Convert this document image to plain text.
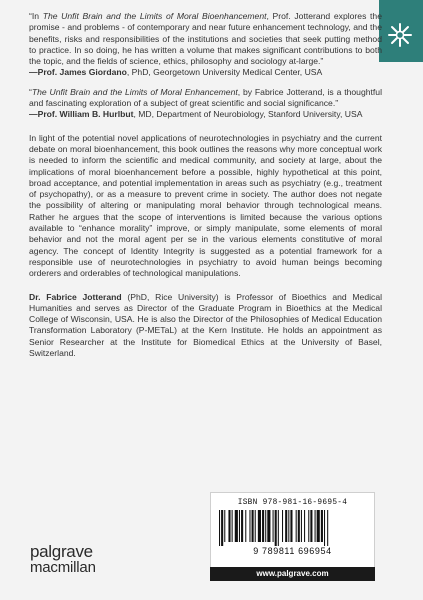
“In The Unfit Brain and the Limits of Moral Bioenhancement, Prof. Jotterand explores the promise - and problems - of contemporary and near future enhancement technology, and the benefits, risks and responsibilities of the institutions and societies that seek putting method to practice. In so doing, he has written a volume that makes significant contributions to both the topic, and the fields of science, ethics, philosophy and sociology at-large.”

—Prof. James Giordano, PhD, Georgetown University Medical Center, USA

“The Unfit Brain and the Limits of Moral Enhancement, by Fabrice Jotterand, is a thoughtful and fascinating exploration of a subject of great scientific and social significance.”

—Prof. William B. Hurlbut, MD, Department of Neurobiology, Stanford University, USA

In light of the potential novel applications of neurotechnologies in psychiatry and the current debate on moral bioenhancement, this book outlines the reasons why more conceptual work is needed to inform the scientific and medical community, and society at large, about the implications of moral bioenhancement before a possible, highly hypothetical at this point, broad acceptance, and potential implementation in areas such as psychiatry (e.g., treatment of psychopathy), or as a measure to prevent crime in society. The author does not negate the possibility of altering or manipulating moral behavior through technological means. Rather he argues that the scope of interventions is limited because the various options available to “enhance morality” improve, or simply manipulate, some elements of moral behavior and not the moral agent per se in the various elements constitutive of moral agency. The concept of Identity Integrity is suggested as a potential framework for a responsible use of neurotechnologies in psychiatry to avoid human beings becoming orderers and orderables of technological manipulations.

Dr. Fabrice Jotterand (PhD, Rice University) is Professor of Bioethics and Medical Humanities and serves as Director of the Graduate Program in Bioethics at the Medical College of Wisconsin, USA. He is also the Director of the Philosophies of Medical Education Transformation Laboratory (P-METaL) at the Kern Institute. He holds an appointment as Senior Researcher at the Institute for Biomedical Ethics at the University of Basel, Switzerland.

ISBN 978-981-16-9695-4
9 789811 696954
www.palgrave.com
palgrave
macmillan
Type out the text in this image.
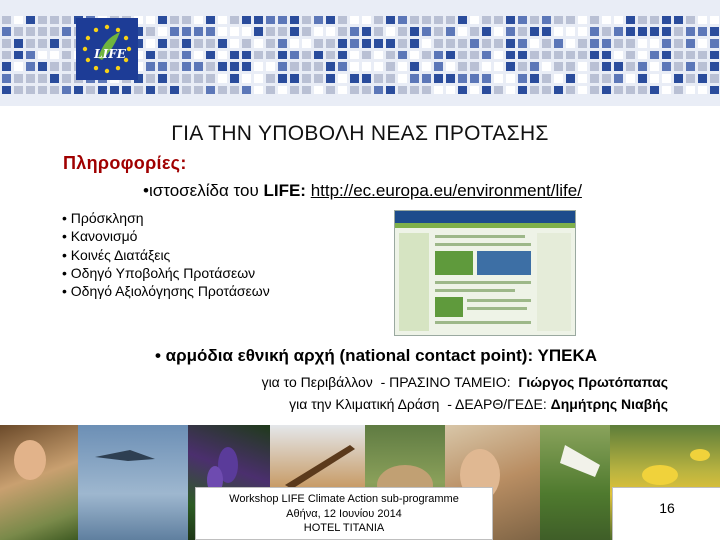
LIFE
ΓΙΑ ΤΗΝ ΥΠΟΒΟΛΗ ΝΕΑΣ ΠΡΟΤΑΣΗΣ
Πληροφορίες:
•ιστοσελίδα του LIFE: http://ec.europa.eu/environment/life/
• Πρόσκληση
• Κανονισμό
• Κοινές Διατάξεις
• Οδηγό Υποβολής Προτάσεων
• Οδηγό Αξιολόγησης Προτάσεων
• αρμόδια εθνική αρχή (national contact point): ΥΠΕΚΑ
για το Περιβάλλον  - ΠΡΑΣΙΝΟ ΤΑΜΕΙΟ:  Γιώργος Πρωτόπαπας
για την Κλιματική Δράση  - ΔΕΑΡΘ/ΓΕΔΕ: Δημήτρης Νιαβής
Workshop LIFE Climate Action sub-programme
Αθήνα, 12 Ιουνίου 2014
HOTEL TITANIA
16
^^^^^^^^^^^^^^^^
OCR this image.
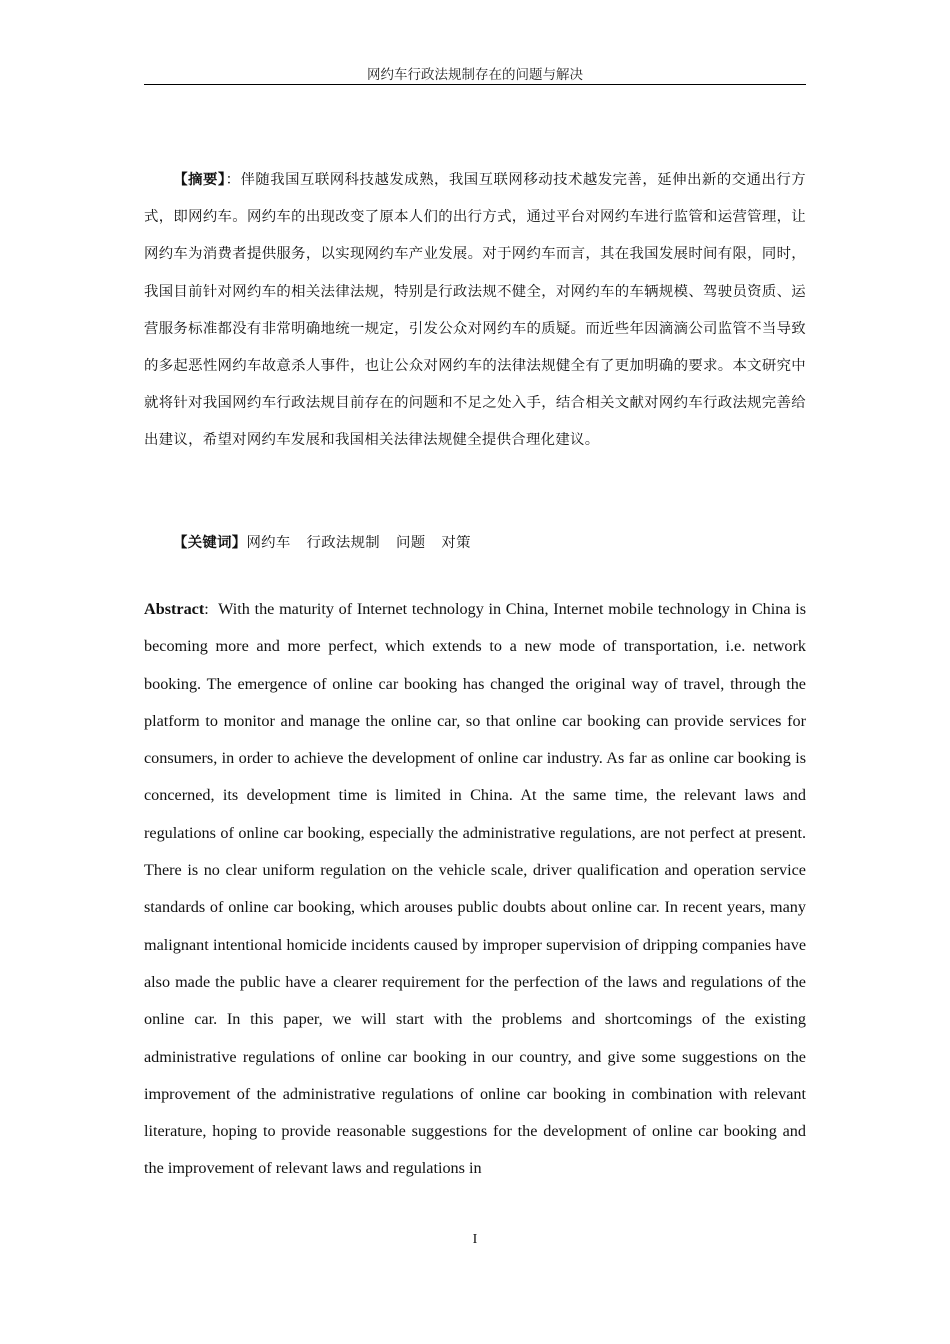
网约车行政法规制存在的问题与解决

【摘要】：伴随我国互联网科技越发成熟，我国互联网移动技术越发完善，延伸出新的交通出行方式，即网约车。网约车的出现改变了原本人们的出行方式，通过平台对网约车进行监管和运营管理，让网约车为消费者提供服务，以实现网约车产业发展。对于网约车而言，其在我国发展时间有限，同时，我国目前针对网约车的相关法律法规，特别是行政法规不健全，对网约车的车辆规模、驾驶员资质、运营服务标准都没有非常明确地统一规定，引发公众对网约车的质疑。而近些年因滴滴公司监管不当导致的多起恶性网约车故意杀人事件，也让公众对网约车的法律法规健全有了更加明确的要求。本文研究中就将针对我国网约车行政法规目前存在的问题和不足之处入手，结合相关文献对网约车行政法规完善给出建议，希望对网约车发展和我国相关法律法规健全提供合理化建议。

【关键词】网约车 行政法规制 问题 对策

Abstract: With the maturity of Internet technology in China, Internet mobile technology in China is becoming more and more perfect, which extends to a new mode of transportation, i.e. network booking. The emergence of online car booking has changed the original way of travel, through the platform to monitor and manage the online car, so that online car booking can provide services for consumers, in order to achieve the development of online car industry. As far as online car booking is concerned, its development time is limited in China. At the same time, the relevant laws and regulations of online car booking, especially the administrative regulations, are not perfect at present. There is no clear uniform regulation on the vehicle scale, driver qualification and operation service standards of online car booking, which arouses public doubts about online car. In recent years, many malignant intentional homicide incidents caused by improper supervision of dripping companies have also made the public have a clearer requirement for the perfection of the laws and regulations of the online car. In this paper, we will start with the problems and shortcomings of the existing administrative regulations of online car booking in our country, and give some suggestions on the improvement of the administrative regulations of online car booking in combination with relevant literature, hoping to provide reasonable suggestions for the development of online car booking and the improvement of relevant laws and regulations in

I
^^^^^^^^^^^^^^^^
- Goal of the exercise: Copy every line above that holds the word "Οδηγό".

- Exercise result:
• Οδηγό Υποβολής Προτάσεων
• Οδηγό Αξιολόγησης Προτάσεων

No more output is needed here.